[Excerpts from a figure dataset]

────────

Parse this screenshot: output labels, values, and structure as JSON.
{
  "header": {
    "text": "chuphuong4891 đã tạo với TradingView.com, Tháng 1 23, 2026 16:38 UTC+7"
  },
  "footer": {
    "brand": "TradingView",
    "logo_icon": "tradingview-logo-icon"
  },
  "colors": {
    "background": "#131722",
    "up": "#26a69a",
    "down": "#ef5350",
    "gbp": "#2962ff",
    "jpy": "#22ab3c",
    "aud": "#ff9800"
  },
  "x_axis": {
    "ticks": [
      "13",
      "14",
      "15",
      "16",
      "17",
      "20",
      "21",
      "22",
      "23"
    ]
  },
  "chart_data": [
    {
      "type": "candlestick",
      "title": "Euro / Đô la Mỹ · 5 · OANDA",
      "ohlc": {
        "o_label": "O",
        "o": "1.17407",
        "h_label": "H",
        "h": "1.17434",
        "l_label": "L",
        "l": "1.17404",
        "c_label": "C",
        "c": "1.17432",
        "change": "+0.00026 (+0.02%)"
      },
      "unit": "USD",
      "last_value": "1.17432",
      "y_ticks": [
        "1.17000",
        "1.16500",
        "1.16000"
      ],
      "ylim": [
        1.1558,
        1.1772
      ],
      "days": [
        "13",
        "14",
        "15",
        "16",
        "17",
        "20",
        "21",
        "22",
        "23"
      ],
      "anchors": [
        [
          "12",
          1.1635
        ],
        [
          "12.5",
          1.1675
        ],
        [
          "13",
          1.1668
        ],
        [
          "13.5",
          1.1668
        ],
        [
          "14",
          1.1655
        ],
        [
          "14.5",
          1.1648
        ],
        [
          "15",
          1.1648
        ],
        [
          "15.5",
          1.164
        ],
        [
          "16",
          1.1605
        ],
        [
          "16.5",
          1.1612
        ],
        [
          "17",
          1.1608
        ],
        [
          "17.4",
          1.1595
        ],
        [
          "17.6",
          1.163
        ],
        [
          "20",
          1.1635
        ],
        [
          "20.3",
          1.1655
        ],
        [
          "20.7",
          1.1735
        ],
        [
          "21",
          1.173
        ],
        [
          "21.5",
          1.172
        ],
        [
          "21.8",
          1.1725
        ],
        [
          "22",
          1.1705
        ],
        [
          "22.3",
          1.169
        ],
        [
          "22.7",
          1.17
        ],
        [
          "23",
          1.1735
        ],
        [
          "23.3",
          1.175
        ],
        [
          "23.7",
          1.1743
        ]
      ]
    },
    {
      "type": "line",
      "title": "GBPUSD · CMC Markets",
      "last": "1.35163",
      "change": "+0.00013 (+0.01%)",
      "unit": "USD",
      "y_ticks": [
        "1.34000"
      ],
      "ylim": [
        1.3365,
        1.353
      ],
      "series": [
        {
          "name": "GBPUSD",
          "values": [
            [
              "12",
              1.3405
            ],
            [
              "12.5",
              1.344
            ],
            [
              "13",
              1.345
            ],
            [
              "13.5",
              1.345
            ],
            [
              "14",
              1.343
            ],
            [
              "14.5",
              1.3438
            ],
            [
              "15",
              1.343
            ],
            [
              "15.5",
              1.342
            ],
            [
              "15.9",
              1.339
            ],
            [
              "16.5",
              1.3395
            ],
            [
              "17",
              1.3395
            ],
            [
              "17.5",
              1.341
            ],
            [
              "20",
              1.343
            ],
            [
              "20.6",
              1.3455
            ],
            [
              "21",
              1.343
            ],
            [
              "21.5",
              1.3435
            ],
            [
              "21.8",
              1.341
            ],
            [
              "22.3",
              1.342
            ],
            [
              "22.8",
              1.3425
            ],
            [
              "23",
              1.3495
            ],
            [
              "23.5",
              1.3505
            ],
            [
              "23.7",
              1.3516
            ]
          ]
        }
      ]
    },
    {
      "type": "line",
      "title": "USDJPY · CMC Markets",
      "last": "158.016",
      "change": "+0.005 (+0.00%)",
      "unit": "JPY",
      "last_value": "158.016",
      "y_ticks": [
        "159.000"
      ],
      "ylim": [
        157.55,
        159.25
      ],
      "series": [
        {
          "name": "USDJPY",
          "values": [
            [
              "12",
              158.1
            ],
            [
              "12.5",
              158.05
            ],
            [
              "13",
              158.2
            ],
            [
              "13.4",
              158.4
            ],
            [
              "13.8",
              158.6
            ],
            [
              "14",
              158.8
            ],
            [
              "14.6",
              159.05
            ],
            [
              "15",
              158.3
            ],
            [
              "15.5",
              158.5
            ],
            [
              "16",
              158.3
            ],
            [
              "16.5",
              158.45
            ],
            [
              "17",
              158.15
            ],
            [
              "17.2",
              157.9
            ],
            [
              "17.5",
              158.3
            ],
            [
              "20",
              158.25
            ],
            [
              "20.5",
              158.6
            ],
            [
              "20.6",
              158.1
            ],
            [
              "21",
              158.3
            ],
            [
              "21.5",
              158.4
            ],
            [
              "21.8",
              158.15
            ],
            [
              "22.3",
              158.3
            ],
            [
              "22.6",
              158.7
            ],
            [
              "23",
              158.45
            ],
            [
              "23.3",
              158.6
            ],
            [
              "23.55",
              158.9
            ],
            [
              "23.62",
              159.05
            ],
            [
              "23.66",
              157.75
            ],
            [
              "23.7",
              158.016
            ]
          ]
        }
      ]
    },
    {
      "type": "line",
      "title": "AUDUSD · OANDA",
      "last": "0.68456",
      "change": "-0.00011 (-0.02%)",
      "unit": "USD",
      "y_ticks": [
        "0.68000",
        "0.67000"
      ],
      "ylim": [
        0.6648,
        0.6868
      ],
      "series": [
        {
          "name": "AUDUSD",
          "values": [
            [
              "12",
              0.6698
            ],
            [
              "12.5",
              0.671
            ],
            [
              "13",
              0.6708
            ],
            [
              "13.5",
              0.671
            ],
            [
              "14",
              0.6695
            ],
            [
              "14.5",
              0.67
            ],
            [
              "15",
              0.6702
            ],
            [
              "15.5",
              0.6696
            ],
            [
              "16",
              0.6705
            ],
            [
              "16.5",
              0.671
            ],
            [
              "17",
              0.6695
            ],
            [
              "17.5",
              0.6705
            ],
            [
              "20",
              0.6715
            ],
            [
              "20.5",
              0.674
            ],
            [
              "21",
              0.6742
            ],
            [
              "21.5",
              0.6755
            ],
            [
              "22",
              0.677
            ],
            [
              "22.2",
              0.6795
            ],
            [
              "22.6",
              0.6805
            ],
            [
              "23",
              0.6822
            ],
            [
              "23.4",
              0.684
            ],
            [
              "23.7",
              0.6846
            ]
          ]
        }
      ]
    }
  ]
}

────────

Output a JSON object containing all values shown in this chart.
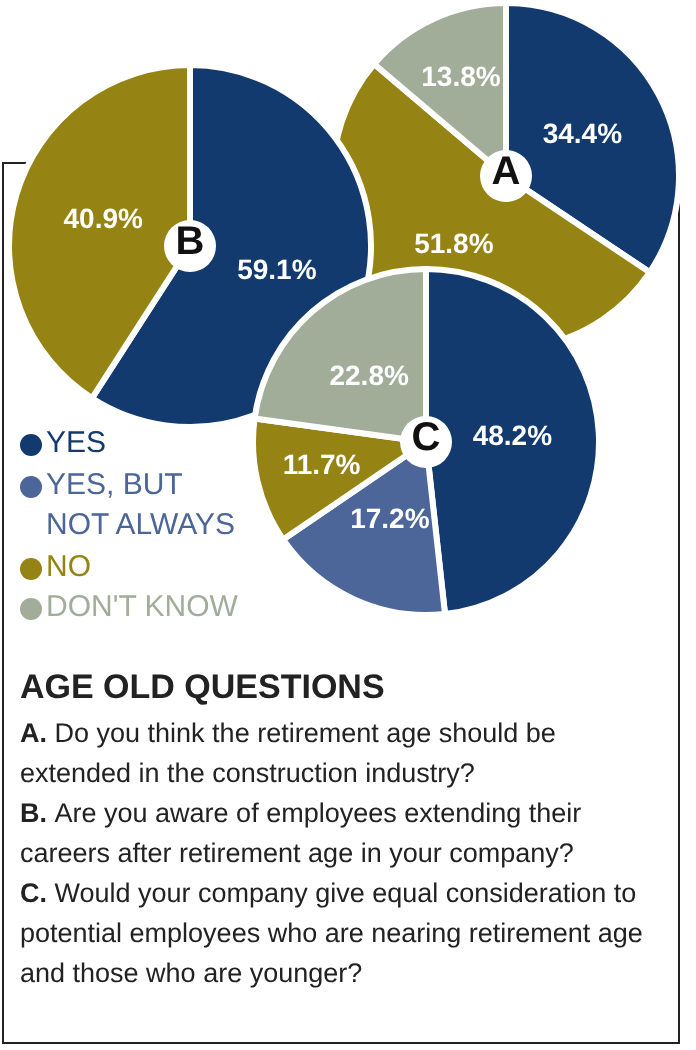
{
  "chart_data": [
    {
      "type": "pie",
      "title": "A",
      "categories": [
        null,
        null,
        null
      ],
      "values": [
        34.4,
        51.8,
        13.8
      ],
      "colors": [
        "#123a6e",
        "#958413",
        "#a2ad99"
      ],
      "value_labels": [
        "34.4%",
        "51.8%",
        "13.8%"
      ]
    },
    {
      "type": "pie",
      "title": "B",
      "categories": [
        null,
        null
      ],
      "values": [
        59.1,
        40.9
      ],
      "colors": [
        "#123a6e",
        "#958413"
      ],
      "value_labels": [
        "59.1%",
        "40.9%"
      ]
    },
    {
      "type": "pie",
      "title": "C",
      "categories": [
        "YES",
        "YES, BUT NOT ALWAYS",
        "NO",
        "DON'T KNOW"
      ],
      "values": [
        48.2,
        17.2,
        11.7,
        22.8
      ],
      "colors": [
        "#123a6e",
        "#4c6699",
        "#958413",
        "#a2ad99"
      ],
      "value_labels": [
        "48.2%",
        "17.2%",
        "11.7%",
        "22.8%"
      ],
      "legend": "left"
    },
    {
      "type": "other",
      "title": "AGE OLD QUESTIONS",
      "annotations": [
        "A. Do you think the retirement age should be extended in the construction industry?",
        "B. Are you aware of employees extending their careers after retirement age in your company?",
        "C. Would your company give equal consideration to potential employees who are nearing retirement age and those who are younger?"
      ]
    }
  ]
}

────────

Short task: Copy each line of the listing that contains the string "your".

Exercise solution:
        "B. Are you aware of employees extending their careers after retirement age in your company?",
        "C. Would your company give equal consideration to potential employees who are nearing retirement age and those who are younger?"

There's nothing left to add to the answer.